### To do
Give back all the data exactly, line by line.

** START **

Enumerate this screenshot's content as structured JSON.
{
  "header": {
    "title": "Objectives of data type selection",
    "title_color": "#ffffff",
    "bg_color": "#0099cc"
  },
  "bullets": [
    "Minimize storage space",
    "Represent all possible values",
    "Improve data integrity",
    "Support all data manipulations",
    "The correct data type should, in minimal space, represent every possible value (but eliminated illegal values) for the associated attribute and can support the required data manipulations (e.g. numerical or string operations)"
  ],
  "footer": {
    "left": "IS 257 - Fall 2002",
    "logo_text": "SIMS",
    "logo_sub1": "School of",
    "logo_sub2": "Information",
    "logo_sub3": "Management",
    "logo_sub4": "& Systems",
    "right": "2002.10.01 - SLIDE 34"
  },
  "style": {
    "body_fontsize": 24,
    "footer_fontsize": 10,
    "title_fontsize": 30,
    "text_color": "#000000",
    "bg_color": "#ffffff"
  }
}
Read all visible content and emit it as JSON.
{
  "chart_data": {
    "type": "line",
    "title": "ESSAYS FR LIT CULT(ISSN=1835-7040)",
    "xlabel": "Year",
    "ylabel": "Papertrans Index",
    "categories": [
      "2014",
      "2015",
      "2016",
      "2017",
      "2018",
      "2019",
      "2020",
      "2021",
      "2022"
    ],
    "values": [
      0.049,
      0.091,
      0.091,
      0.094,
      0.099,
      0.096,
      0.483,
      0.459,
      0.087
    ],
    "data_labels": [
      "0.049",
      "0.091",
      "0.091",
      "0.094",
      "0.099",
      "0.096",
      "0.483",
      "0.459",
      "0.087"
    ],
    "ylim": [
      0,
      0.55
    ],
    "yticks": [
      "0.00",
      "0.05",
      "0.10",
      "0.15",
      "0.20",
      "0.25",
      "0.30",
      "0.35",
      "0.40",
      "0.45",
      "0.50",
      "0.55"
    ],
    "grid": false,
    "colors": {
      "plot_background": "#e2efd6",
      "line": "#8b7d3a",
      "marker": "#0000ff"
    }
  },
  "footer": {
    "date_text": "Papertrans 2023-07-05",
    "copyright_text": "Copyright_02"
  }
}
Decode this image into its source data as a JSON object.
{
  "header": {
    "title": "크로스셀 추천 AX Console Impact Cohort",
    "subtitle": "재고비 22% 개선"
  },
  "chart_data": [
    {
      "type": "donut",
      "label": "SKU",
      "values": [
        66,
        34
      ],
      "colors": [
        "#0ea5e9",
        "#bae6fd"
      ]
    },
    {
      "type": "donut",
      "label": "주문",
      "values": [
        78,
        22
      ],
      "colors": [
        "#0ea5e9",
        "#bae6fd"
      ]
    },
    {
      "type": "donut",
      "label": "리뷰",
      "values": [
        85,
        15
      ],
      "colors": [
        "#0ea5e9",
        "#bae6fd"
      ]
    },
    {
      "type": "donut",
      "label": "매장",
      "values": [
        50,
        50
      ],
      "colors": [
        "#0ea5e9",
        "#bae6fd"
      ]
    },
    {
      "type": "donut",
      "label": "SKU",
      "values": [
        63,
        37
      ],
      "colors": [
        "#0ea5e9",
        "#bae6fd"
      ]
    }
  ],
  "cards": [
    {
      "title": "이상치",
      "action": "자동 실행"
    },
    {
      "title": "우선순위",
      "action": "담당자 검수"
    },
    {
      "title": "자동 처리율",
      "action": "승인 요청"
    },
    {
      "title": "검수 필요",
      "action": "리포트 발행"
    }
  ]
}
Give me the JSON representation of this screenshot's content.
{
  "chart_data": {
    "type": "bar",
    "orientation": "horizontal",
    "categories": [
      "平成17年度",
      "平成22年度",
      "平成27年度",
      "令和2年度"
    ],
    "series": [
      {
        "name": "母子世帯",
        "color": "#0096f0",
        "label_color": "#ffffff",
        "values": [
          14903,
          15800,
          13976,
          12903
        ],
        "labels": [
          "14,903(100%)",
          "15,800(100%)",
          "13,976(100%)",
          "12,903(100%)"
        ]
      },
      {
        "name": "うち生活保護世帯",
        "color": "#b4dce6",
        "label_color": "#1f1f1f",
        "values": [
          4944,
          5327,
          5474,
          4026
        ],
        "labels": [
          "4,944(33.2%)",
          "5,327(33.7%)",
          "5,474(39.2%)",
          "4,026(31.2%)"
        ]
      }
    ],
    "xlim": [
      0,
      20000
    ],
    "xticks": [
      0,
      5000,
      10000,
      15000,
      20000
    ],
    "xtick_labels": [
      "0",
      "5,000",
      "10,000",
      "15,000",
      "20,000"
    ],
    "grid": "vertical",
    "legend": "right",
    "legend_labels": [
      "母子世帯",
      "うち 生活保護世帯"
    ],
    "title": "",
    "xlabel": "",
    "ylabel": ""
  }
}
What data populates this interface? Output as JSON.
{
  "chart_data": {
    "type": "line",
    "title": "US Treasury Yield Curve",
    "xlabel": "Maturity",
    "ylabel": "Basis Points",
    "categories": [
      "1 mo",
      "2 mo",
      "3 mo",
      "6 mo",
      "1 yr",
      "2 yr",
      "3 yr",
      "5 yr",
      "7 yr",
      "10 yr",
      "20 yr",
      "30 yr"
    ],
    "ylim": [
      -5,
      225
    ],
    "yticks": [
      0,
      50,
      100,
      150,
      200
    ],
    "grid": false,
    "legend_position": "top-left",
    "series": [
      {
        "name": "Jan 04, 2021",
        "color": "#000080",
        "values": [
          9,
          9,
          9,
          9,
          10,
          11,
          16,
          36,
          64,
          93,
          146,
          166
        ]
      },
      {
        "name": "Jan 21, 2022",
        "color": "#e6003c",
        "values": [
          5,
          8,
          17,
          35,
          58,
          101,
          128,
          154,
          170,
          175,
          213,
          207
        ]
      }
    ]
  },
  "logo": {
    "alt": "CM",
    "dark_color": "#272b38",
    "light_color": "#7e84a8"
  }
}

** END **

### Complete output
Enumerate this screenshot's content as structured JSON.
{
  "header": {
    "title": "Objectives of data type selection",
    "title_color": "#ffffff",
    "bg_color": "#0099cc"
  },
  "bullets": [
    "Minimize storage space",
    "Represent all possible values",
    "Improve data integrity",
    "Support all data manipulations",
    "The correct data type should, in minimal space, represent every possible value (but eliminated illegal values) for the associated attribute and can support the required data manipulations (e.g. numerical or string operations)"
  ],
  "footer": {
    "left": "IS 257 - Fall 2002",
    "logo_text": "SIMS",
    "logo_sub1": "School of",
    "logo_sub2": "Information",
    "logo_sub3": "Management",
    "logo_sub4": "& Systems",
    "right": "2002.10.01 - SLIDE 34"
  },
  "style": {
    "body_fontsize": 24,
    "footer_fontsize": 10,
    "title_fontsize": 30,
    "text_color": "#000000",
    "bg_color": "#ffffff"
  }
}
Read all visible content and emit it as JSON.
{
  "chart_data": {
    "type": "line",
    "title": "ESSAYS FR LIT CULT(ISSN=1835-7040)",
    "xlabel": "Year",
    "ylabel": "Papertrans Index",
    "categories": [
      "2014",
      "2015",
      "2016",
      "2017",
      "2018",
      "2019",
      "2020",
      "2021",
      "2022"
    ],
    "values": [
      0.049,
      0.091,
      0.091,
      0.094,
      0.099,
      0.096,
      0.483,
      0.459,
      0.087
    ],
    "data_labels": [
      "0.049",
      "0.091",
      "0.091",
      "0.094",
      "0.099",
      "0.096",
      "0.483",
      "0.459",
      "0.087"
    ],
    "ylim": [
      0,
      0.55
    ],
    "yticks": [
      "0.00",
      "0.05",
      "0.10",
      "0.15",
      "0.20",
      "0.25",
      "0.30",
      "0.35",
      "0.40",
      "0.45",
      "0.50",
      "0.55"
    ],
    "grid": false,
    "colors": {
      "plot_background": "#e2efd6",
      "line": "#8b7d3a",
      "marker": "#0000ff"
    }
  },
  "footer": {
    "date_text": "Papertrans 2023-07-05",
    "copyright_text": "Copyright_02"
  }
}
Decode this image into its source data as a JSON object.
{
  "header": {
    "title": "크로스셀 추천 AX Console Impact Cohort",
    "subtitle": "재고비 22% 개선"
  },
  "chart_data": [
    {
      "type": "donut",
      "label": "SKU",
      "values": [
        66,
        34
      ],
      "colors": [
        "#0ea5e9",
        "#bae6fd"
      ]
    },
    {
      "type": "donut",
      "label": "주문",
      "values": [
        78,
        22
      ],
      "colors": [
        "#0ea5e9",
        "#bae6fd"
      ]
    },
    {
      "type": "donut",
      "label": "리뷰",
      "values": [
        85,
        15
      ],
      "colors": [
        "#0ea5e9",
        "#bae6fd"
      ]
    },
    {
      "type": "donut",
      "label": "매장",
      "values": [
        50,
        50
      ],
      "colors": [
        "#0ea5e9",
        "#bae6fd"
      ]
    },
    {
      "type": "donut",
      "label": "SKU",
      "values": [
        63,
        37
      ],
      "colors": [
        "#0ea5e9",
        "#bae6fd"
      ]
    }
  ],
  "cards": [
    {
      "title": "이상치",
      "action": "자동 실행"
    },
    {
      "title": "우선순위",
      "action": "담당자 검수"
    },
    {
      "title": "자동 처리율",
      "action": "승인 요청"
    },
    {
      "title": "검수 필요",
      "action": "리포트 발행"
    }
  ]
}
Give me the JSON representation of this screenshot's content.
{
  "chart_data": {
    "type": "bar",
    "orientation": "horizontal",
    "categories": [
      "平成17年度",
      "平成22年度",
      "平成27年度",
      "令和2年度"
    ],
    "series": [
      {
        "name": "母子世帯",
        "color": "#0096f0",
        "label_color": "#ffffff",
        "values": [
          14903,
          15800,
          13976,
          12903
        ],
        "labels": [
          "14,903(100%)",
          "15,800(100%)",
          "13,976(100%)",
          "12,903(100%)"
        ]
      },
      {
        "name": "うち生活保護世帯",
        "color": "#b4dce6",
        "label_color": "#1f1f1f",
        "values": [
          4944,
          5327,
          5474,
          4026
        ],
        "labels": [
          "4,944(33.2%)",
          "5,327(33.7%)",
          "5,474(39.2%)",
          "4,026(31.2%)"
        ]
      }
    ],
    "xlim": [
      0,
      20000
    ],
    "xticks": [
      0,
      5000,
      10000,
      15000,
      20000
    ],
    "xtick_labels": [
      "0",
      "5,000",
      "10,000",
      "15,000",
      "20,000"
    ],
    "grid": "vertical",
    "legend": "right",
    "legend_labels": [
      "母子世帯",
      "うち 生活保護世帯"
    ],
    "title": "",
    "xlabel": "",
    "ylabel": ""
  }
}
What data populates this interface? Output as JSON.
{
  "chart_data": {
    "type": "line",
    "title": "US Treasury Yield Curve",
    "xlabel": "Maturity",
    "ylabel": "Basis Points",
    "categories": [
      "1 mo",
      "2 mo",
      "3 mo",
      "6 mo",
      "1 yr",
      "2 yr",
      "3 yr",
      "5 yr",
      "7 yr",
      "10 yr",
      "20 yr",
      "30 yr"
    ],
    "ylim": [
      -5,
      225
    ],
    "yticks": [
      0,
      50,
      100,
      150,
      200
    ],
    "grid": false,
    "legend_position": "top-left",
    "series": [
      {
        "name": "Jan 04, 2021",
        "color": "#000080",
        "values": [
          9,
          9,
          9,
          9,
          10,
          11,
          16,
          36,
          64,
          93,
          146,
          166
        ]
      },
      {
        "name": "Jan 21, 2022",
        "color": "#e6003c",
        "values": [
          5,
          8,
          17,
          35,
          58,
          101,
          128,
          154,
          170,
          175,
          213,
          207
        ]
      }
    ]
  },
  "logo": {
    "alt": "CM",
    "dark_color": "#272b38",
    "light_color": "#7e84a8"
  }
}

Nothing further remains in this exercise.